### EXERCISE BRIEF:
For the data that follows, report how many lines contain the word "this", and nothing else.
==*==
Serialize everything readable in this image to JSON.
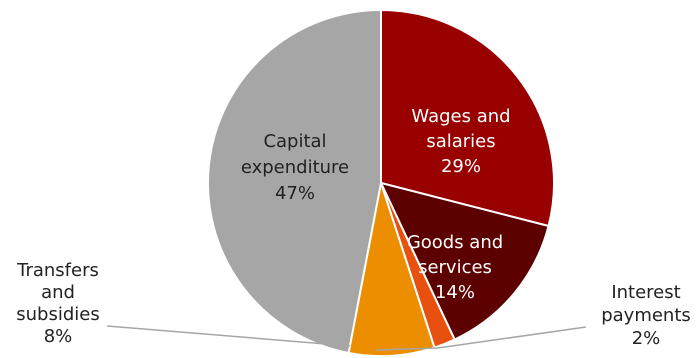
{
  "chart_data": {
    "type": "pie",
    "title": "",
    "start_angle_deg": 0,
    "direction": "clockwise",
    "slices": [
      {
        "label": "Wages and salaries",
        "label_lines": [
          "Wages and",
          "salaries"
        ],
        "percent_text": "29%",
        "value": 29,
        "color": "#990000",
        "text_color": "#ffffff",
        "label_position": "inside"
      },
      {
        "label": "Goods and services",
        "label_lines": [
          "Goods and",
          "services"
        ],
        "percent_text": "14%",
        "value": 14,
        "color": "#5c0000",
        "text_color": "#ffffff",
        "label_position": "inside"
      },
      {
        "label": "Interest payments",
        "label_lines": [
          "Interest",
          "payments"
        ],
        "percent_text": "2%",
        "value": 2,
        "color": "#e8500f",
        "text_color": "#222222",
        "label_position": "outside-right"
      },
      {
        "label": "Transfers and subsidies",
        "label_lines": [
          "Transfers",
          "and",
          "subsidies"
        ],
        "percent_text": "8%",
        "value": 8,
        "color": "#ed8d00",
        "text_color": "#222222",
        "label_position": "outside-left"
      },
      {
        "label": "Capital expenditure",
        "label_lines": [
          "Capital",
          "expenditure"
        ],
        "percent_text": "47%",
        "value": 47,
        "color": "#a6a6a6",
        "text_color": "#222222",
        "label_position": "inside"
      }
    ]
  }
}
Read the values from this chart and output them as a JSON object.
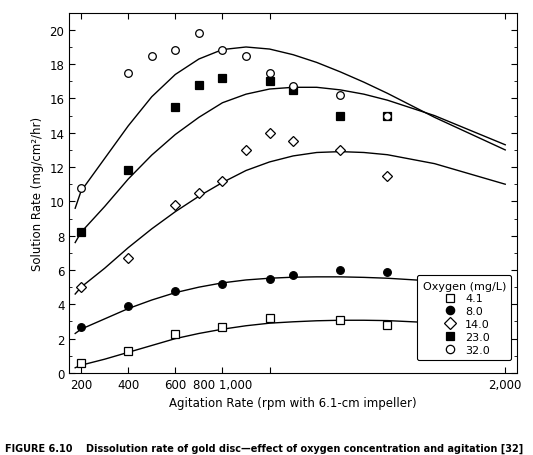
==*==
### SOLUTION:
2